*GIVEN INSTRUCTION:*
Read the lines below. Copy out any that hold the string "Anomalía".

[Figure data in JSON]
--*--
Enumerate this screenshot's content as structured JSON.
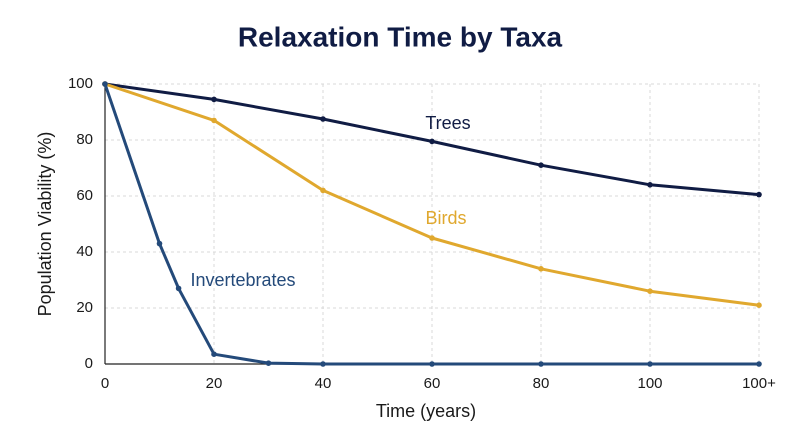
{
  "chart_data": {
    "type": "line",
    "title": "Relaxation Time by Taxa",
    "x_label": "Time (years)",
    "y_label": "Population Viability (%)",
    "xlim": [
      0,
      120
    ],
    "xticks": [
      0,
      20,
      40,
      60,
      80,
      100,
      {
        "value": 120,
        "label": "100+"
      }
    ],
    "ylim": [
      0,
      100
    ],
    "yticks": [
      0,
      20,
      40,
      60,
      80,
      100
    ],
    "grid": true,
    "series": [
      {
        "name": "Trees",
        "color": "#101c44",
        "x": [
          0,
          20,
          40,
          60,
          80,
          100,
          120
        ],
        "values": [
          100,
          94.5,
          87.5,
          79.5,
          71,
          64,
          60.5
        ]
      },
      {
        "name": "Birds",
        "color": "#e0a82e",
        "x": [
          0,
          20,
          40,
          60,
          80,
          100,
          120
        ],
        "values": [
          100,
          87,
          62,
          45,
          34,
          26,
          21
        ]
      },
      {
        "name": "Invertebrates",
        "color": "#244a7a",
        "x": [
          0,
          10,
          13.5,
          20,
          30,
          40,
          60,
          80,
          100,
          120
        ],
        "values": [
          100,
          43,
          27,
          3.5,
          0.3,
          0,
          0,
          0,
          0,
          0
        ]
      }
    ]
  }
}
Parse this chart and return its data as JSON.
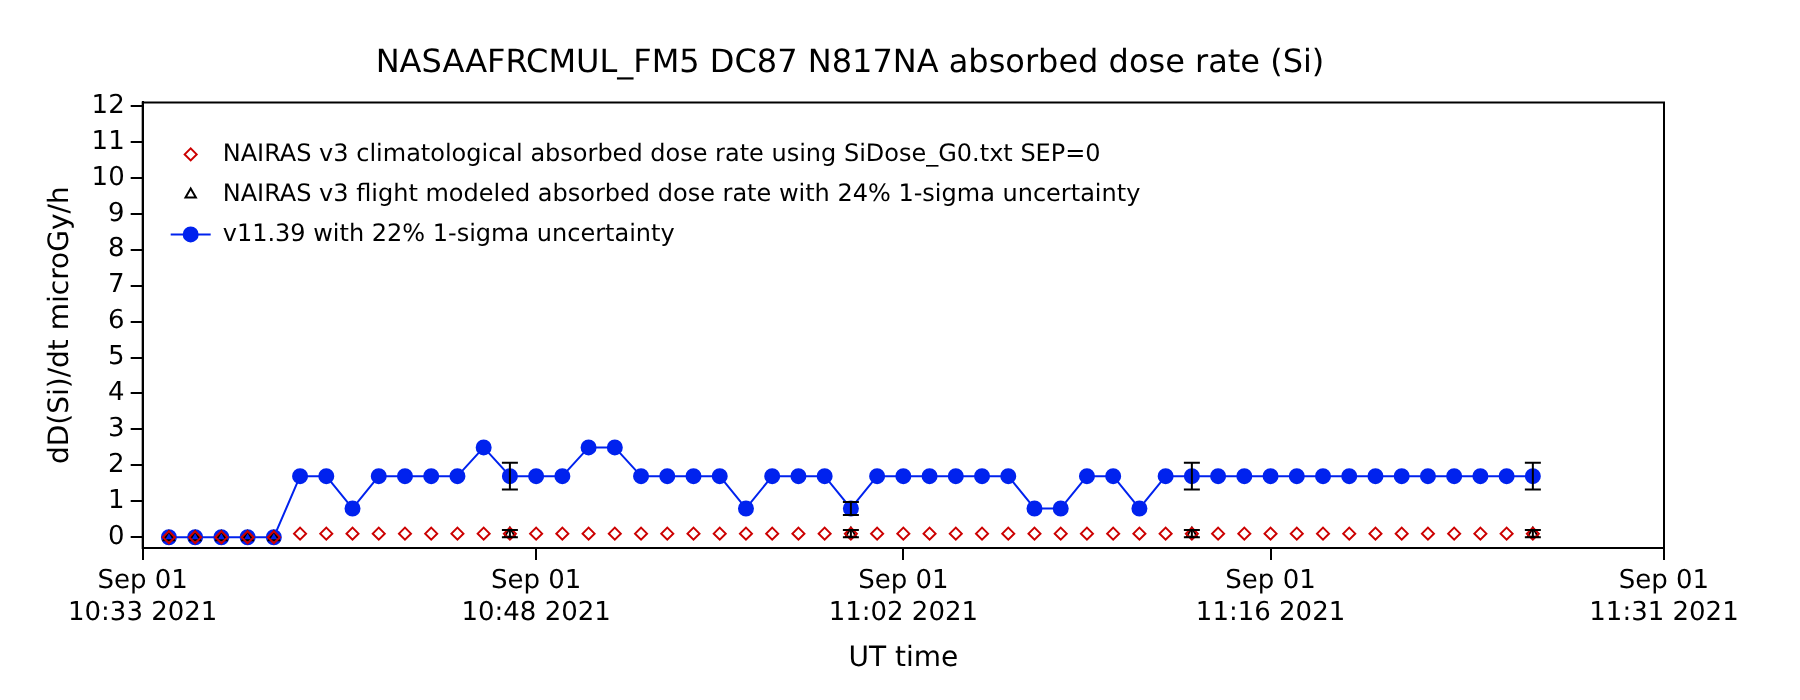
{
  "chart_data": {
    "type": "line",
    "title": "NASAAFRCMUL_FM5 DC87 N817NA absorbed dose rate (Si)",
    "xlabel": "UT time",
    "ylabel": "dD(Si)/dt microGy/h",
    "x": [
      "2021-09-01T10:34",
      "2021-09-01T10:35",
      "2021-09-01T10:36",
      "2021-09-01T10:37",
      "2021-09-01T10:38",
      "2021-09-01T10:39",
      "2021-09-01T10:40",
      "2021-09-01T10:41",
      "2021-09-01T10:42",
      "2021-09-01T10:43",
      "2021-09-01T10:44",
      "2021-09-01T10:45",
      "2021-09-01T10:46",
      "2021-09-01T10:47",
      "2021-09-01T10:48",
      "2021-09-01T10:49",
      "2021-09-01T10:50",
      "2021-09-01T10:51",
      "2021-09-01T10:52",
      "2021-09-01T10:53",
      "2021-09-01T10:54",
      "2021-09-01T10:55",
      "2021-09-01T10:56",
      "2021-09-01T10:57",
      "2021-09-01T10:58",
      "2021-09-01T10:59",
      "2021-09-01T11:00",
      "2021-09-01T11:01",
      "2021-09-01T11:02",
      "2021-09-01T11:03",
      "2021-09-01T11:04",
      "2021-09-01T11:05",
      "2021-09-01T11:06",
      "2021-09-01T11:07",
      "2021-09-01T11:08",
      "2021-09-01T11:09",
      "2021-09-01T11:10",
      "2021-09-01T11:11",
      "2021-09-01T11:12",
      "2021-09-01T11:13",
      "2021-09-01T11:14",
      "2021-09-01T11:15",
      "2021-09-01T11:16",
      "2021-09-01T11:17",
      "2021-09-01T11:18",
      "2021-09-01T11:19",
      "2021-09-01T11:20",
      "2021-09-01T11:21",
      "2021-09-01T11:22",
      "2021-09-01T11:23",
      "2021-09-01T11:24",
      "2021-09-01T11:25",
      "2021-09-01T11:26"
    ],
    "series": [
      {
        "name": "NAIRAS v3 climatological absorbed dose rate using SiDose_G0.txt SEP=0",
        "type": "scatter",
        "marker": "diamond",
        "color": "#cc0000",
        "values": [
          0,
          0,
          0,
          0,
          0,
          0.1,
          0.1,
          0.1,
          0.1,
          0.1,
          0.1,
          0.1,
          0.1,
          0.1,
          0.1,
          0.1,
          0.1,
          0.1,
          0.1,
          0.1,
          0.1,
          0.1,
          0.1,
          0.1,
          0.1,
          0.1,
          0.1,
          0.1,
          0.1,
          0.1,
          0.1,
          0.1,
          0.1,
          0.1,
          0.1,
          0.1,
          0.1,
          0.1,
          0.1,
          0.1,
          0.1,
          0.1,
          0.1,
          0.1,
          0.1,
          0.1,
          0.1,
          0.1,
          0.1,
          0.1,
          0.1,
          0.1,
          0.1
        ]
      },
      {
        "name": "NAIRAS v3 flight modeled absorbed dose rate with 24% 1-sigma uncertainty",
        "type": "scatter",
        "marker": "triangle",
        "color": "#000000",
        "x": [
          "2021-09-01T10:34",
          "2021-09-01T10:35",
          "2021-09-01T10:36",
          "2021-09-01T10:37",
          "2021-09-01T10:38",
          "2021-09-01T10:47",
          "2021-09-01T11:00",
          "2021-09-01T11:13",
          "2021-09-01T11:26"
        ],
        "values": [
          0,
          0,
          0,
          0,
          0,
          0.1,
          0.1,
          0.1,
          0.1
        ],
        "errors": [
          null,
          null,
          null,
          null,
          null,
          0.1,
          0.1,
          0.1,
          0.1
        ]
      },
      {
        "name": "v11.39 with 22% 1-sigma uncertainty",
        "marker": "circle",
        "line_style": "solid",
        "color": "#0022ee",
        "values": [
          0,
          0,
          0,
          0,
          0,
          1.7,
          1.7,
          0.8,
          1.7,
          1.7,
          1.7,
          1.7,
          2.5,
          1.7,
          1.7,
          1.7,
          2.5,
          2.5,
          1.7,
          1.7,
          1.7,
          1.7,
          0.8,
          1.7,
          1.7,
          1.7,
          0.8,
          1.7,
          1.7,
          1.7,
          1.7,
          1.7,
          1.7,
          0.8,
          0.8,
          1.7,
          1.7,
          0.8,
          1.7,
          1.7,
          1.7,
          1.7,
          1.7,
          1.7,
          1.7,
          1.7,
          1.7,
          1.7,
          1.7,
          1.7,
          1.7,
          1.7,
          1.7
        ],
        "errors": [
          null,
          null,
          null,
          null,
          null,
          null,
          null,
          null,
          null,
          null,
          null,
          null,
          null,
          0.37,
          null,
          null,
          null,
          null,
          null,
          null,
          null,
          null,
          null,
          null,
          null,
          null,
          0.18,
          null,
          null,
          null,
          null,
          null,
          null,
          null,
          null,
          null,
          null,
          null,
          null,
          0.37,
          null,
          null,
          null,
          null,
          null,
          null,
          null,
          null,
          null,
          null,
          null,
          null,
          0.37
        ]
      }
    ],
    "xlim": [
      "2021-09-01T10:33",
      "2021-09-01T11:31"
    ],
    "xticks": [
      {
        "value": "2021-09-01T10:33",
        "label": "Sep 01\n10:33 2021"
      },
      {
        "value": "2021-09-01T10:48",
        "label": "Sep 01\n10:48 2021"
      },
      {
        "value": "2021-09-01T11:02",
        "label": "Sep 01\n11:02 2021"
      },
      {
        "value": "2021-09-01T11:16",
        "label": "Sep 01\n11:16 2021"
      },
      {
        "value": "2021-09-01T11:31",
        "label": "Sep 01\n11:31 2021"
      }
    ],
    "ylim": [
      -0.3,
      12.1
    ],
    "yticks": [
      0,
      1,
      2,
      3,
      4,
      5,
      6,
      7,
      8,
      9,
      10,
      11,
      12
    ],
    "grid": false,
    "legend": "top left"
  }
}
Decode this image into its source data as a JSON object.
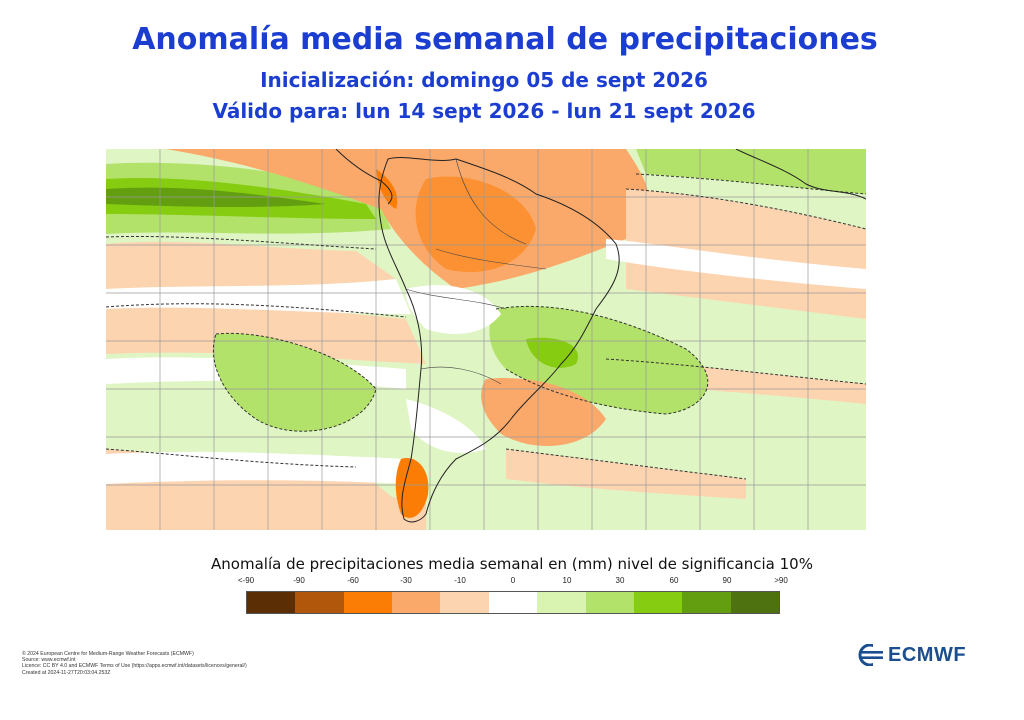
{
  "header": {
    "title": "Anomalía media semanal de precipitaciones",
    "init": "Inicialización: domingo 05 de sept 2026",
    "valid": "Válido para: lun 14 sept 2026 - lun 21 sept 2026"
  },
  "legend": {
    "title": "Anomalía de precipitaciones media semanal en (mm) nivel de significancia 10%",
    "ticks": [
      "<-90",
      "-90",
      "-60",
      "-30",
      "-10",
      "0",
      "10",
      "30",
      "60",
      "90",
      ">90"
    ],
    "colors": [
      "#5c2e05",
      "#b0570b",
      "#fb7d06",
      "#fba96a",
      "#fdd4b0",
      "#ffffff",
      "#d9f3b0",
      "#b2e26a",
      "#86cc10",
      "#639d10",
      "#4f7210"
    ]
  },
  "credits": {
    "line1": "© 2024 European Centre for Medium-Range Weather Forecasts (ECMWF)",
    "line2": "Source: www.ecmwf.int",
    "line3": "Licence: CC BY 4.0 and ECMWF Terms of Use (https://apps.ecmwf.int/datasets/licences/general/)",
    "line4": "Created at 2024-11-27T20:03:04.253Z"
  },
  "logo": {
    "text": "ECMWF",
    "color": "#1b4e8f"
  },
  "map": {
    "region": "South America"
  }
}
--*--
*ANSWER TO THE TASK:*
    "title": "Anomalía media semanal de precipitaciones",
    "title": "Anomalía de precipitaciones media semanal en (mm) nivel de significancia 10%",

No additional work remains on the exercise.